[START SUPPLIED ENTRIES]
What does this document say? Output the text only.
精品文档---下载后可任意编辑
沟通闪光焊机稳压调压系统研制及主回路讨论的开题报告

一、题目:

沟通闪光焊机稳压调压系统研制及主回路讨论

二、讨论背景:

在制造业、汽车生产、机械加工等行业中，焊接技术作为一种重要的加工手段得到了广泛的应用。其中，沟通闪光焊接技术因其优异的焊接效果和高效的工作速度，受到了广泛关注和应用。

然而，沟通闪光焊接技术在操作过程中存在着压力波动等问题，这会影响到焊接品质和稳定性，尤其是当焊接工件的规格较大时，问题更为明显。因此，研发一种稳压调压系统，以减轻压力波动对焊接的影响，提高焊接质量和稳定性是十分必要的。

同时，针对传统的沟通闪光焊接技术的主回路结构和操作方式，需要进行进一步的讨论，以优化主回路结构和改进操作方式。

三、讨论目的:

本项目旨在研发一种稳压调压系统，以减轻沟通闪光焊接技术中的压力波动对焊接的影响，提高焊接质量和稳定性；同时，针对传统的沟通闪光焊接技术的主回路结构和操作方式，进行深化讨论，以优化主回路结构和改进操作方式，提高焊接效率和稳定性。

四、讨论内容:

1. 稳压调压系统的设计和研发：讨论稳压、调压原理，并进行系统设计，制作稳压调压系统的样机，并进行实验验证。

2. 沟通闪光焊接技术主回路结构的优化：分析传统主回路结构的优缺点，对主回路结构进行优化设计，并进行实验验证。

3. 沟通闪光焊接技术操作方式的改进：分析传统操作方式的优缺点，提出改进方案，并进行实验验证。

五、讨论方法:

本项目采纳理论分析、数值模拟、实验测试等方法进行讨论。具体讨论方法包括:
[END SUPPLIED ENTRIES]
Copy out every line in the entries above that holds "针对传统的沟通闪光焊接技术的主回路结构和操作方式".

ANSWER BELOW:
同时，针对传统的沟通闪光焊接技术的主回路结构和操作方式，需要进行进一步的讨论，以优化主回路结构和改进操作方式。
本项目旨在研发一种稳压调压系统，以减轻沟通闪光焊接技术中的压力波动对焊接的影响，提高焊接质量和稳定性；同时，针对传统的沟通闪光焊接技术的主回路结构和操作方式，进行深化讨论，以优化主回路结构和改进操作方式，提高焊接效率和稳定性。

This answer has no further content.